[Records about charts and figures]

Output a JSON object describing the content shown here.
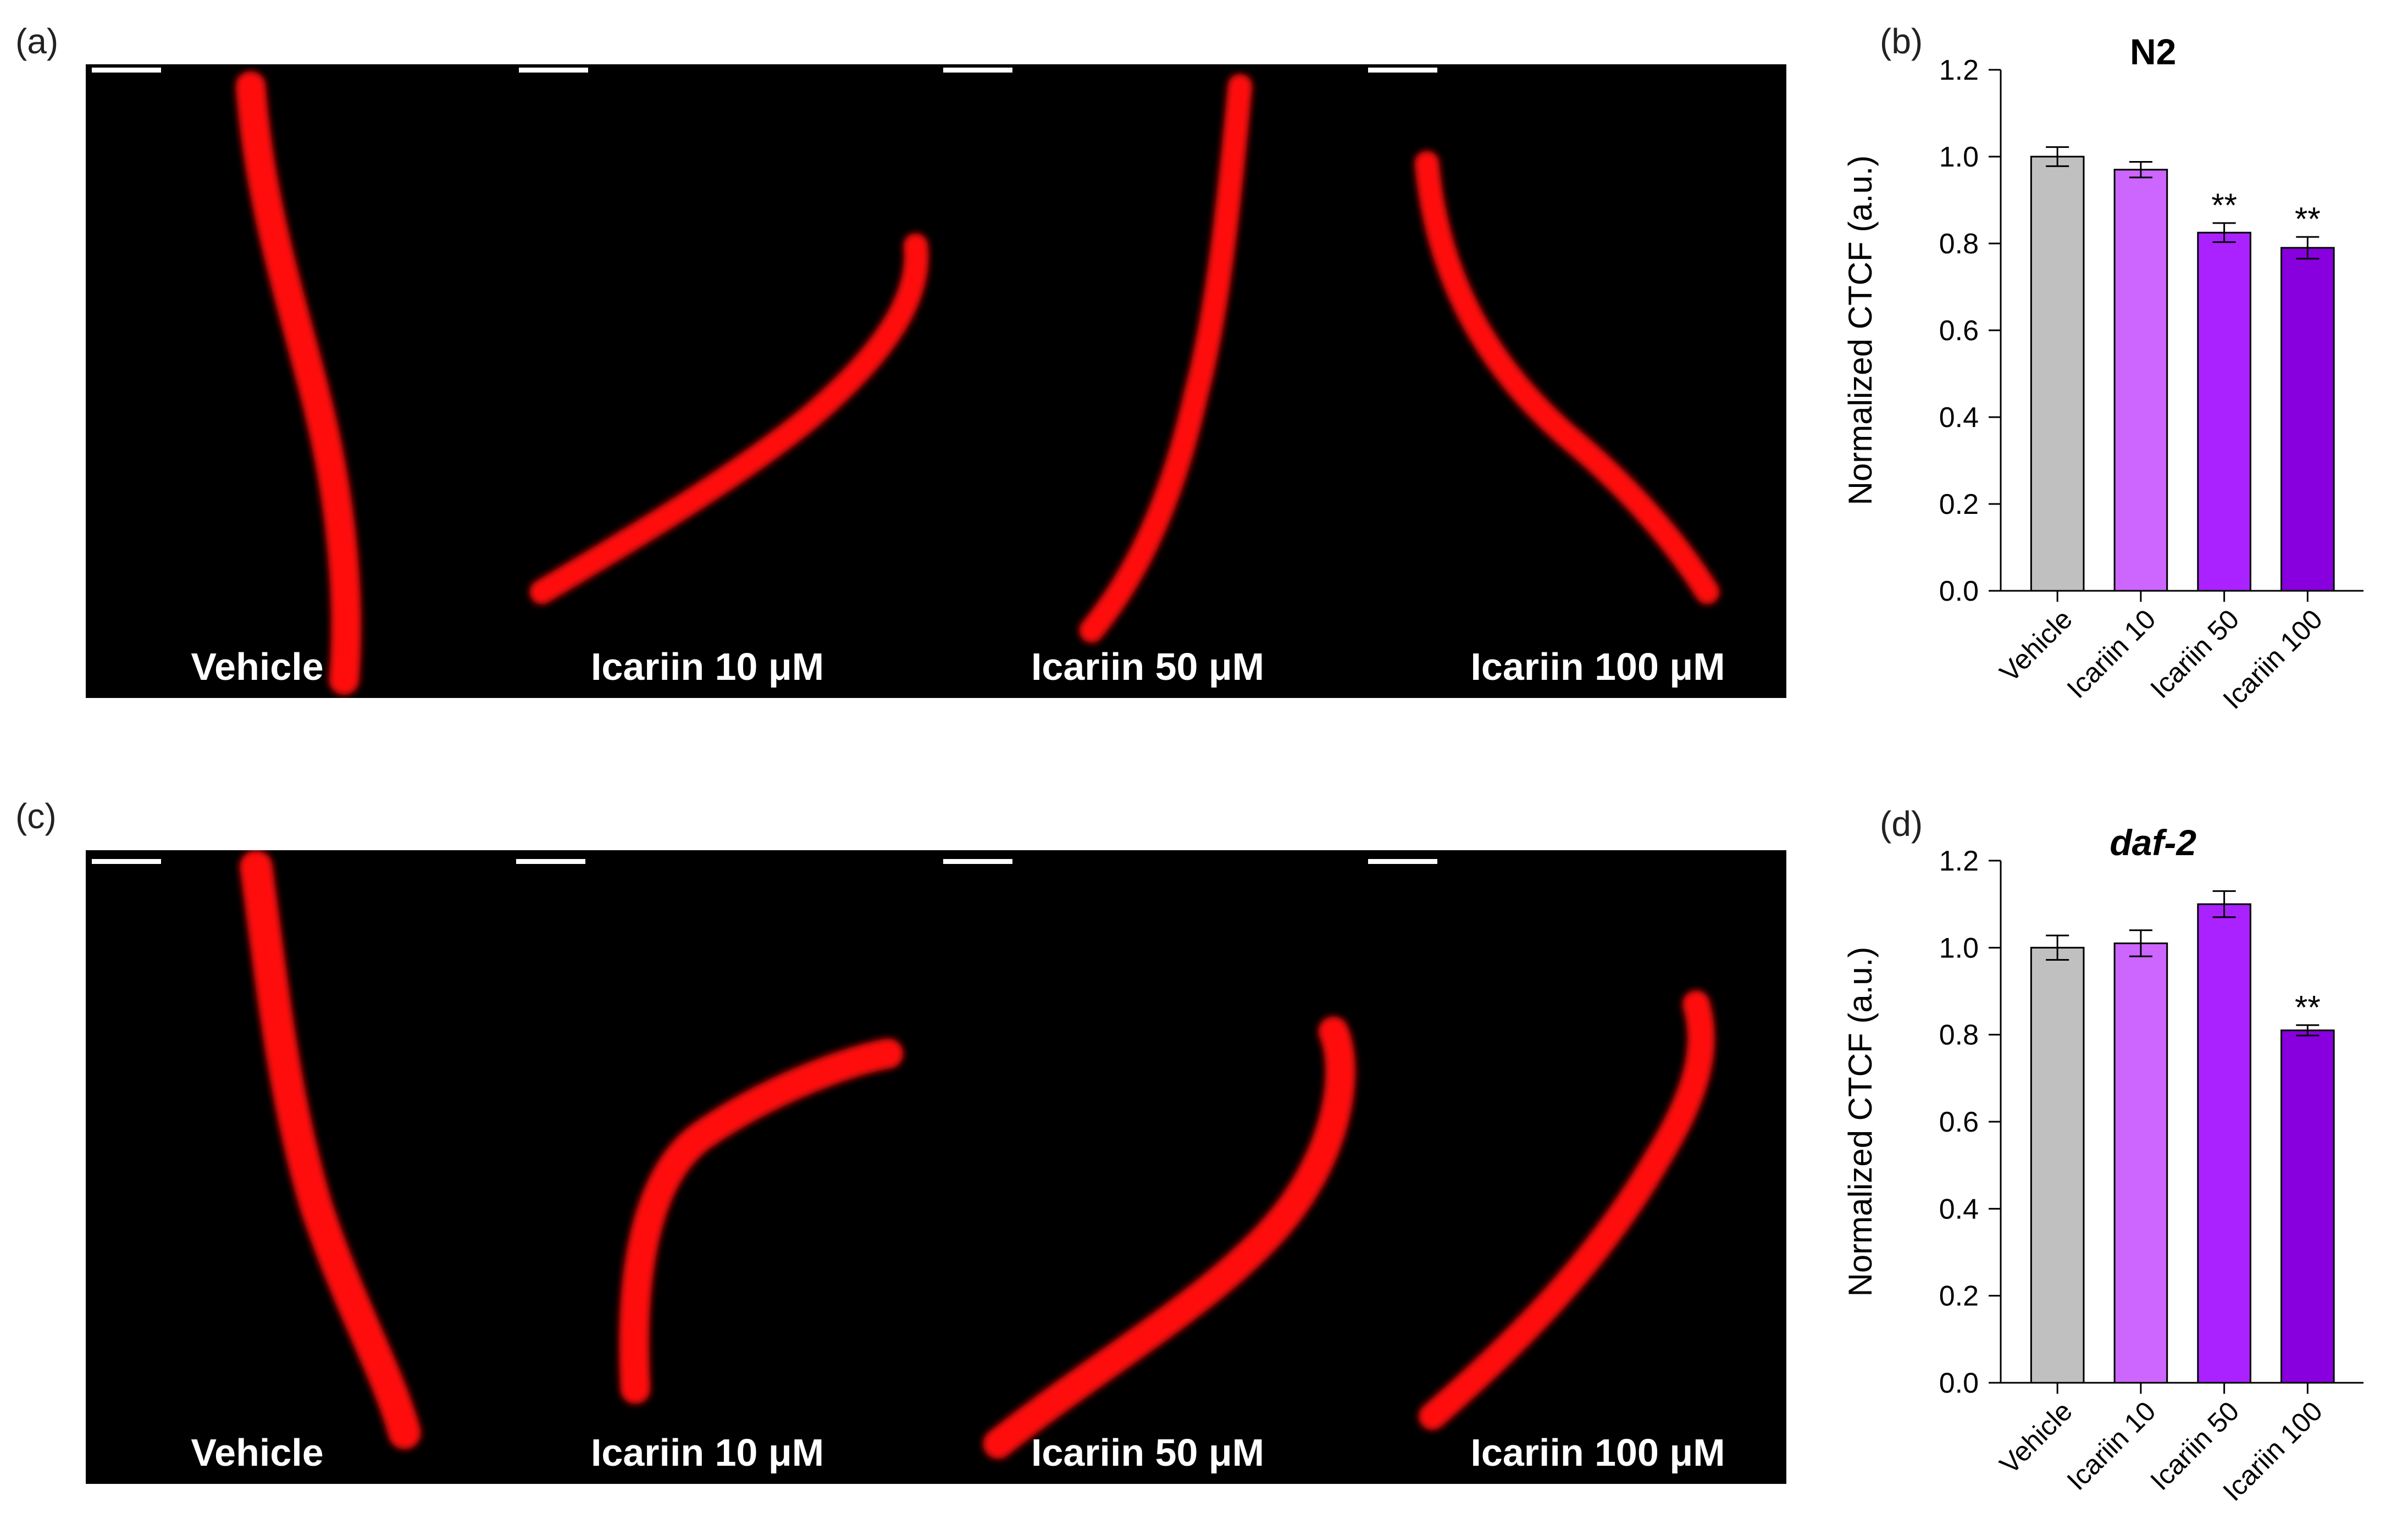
{
  "panels": {
    "a": {
      "letter": "(a)",
      "labels": [
        "Vehicle",
        "Icariin 10 μM",
        "Icariin 50 μM",
        "Icariin 100 μM"
      ]
    },
    "b": {
      "letter": "(b)"
    },
    "c": {
      "letter": "(c)",
      "labels": [
        "Vehicle",
        "Icariin 10 μM",
        "Icariin 50 μM",
        "Icariin 100 μM"
      ]
    },
    "d": {
      "letter": "(d)"
    }
  },
  "colors": {
    "worm": "#ff1010",
    "bars": [
      "#c0c0c0",
      "#cc66ff",
      "#aa22ff",
      "#8800dd"
    ]
  },
  "chart_data": [
    {
      "type": "bar",
      "title": "N2",
      "title_italic": false,
      "categories": [
        "Vehicle",
        "Icariin 10",
        "Icariin 50",
        "Icariin 100"
      ],
      "values": [
        1.0,
        0.97,
        0.825,
        0.79
      ],
      "errors": [
        0.022,
        0.018,
        0.022,
        0.025
      ],
      "significance": [
        "",
        "",
        "**",
        "**"
      ],
      "ylabel": "Normalized CTCF (a.u.)",
      "ylim": [
        0,
        1.2
      ],
      "yticks": [
        "0.0",
        "0.2",
        "0.4",
        "0.6",
        "0.8",
        "1.0",
        "1.2"
      ],
      "grid": false
    },
    {
      "type": "bar",
      "title": "daf-2",
      "title_italic": true,
      "categories": [
        "Vehicle",
        "Icariin 10",
        "Icariin 50",
        "Icariin 100"
      ],
      "values": [
        1.0,
        1.01,
        1.1,
        0.81
      ],
      "errors": [
        0.028,
        0.03,
        0.03,
        0.012
      ],
      "significance": [
        "",
        "",
        "",
        "**"
      ],
      "ylabel": "Normalized CTCF (a.u.)",
      "ylim": [
        0,
        1.2
      ],
      "yticks": [
        "0.0",
        "0.2",
        "0.4",
        "0.6",
        "0.8",
        "1.0",
        "1.2"
      ],
      "grid": false
    }
  ]
}
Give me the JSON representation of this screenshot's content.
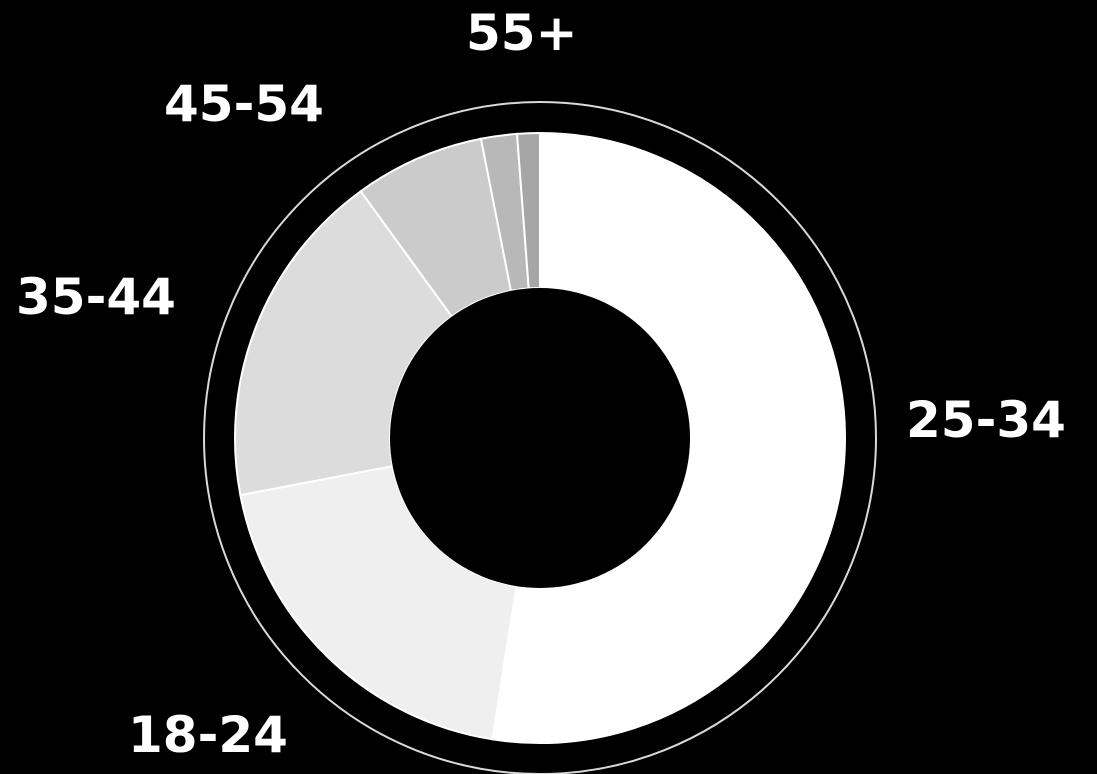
{
  "chart_data": {
    "type": "pie",
    "donut": true,
    "title": "",
    "categories": [
      "25-34",
      "18-24",
      "35-44",
      "45-54",
      "55+"
    ],
    "values": [
      52.5,
      19.5,
      18.0,
      6.9,
      1.9
    ],
    "series": [
      {
        "values": [
          52.5,
          19.5,
          18.0,
          6.9,
          1.9
        ]
      }
    ],
    "extra_slice_value": 1.2,
    "start_angle": "12 o'clock",
    "direction": "clockwise",
    "legend": "none",
    "labels_outside": true
  },
  "colors": {
    "background": "#000000",
    "label_text": "#ffffff",
    "outer_ring": "#d9d9d9",
    "segment_separator": "#ffffff",
    "segments": [
      "#ffffff",
      "#efefef",
      "#dcdcdc",
      "#cbcbcb",
      "#b8b8b8",
      "#a6a6a6"
    ]
  }
}
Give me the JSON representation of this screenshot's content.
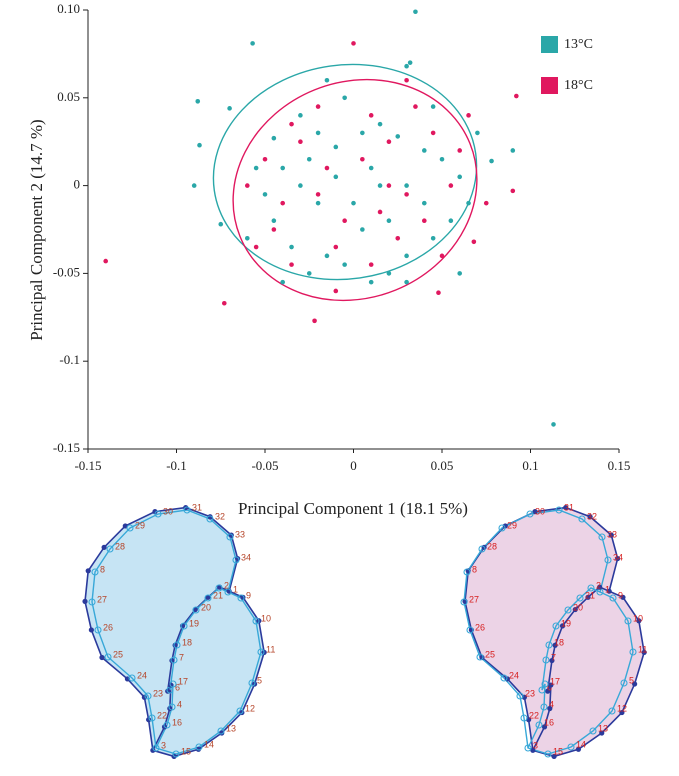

◆ Work required: Filter the records above for lines containing the word "true", and copy those lines.

◆ Complete response:
      "title_italic": true,
    "donut": true,
    "labels_outside": true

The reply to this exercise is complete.